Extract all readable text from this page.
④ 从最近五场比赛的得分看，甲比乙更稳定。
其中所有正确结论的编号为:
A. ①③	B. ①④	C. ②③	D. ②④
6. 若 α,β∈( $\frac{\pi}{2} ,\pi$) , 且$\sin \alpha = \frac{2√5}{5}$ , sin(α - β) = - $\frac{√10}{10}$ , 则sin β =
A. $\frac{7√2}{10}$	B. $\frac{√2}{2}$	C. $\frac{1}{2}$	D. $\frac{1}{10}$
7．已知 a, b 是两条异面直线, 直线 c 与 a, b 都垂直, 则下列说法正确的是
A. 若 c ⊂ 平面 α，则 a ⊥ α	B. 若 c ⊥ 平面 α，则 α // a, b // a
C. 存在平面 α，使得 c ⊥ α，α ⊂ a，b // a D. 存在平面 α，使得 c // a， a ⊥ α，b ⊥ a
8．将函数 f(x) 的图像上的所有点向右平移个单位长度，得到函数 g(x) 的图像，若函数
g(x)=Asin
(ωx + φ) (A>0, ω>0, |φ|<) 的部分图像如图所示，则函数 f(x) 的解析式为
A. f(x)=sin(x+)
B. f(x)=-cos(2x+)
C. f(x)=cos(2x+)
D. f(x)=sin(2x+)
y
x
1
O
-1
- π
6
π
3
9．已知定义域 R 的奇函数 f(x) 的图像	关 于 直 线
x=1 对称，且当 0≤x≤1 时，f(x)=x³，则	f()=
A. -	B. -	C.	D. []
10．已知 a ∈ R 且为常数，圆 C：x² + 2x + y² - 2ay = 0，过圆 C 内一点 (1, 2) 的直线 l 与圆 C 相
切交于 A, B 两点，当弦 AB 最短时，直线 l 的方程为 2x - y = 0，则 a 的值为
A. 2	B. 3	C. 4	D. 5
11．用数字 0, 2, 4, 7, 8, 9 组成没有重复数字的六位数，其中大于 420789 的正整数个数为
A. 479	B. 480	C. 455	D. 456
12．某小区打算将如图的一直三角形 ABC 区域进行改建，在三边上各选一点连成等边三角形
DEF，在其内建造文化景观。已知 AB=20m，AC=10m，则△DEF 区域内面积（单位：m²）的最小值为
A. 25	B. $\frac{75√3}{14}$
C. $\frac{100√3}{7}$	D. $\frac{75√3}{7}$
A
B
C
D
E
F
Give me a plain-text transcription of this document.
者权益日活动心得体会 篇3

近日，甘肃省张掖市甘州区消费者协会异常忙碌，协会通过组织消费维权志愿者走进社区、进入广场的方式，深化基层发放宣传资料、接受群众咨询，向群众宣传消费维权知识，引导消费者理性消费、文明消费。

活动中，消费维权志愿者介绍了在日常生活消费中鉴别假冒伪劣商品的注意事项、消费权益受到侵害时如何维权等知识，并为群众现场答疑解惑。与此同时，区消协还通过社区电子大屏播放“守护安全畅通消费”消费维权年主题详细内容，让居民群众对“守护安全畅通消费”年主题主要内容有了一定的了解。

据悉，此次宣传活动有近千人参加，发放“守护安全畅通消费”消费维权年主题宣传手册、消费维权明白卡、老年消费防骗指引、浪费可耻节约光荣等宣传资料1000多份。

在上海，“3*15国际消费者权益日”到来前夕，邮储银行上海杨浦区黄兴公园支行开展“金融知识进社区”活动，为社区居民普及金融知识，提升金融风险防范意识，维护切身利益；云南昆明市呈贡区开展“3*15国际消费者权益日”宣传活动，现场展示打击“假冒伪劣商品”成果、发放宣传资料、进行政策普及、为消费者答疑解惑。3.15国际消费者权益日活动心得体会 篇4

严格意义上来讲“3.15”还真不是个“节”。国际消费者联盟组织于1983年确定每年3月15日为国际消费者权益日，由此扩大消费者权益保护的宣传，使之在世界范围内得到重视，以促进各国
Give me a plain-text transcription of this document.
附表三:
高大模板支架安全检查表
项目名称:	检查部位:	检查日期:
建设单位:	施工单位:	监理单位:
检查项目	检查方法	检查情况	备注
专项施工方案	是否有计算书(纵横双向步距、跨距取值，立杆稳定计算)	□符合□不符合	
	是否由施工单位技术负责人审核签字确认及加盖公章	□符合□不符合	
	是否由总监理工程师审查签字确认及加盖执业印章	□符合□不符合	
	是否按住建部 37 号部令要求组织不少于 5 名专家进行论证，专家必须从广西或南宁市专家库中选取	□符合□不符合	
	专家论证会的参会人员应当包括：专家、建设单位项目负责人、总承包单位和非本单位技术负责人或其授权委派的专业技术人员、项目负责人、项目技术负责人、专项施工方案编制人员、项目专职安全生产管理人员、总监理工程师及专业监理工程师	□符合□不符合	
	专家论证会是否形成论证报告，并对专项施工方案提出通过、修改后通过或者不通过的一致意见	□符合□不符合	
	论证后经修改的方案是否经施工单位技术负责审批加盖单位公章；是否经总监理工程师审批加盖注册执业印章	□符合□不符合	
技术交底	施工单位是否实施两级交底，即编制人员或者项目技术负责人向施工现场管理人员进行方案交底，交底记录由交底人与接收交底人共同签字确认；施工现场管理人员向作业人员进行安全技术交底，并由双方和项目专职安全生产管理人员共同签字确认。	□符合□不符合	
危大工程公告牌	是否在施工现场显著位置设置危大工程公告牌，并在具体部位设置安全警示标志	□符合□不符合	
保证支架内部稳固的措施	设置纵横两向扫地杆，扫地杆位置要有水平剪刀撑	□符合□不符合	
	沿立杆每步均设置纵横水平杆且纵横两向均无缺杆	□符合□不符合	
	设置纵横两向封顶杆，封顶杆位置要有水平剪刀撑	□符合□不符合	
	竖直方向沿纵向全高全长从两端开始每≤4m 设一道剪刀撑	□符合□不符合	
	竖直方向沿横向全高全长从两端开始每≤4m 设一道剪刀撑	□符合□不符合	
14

# Direction
In the entries above, locate every line with the word "设一道剪刀撑" and copy it.

# Output
	竖直方向沿纵向全高全长从两端开始每≤4m 设一道剪刀撑	□符合□不符合	
	竖直方向沿横向全高全长从两端开始每≤4m 设一道剪刀撑	□符合□不符合	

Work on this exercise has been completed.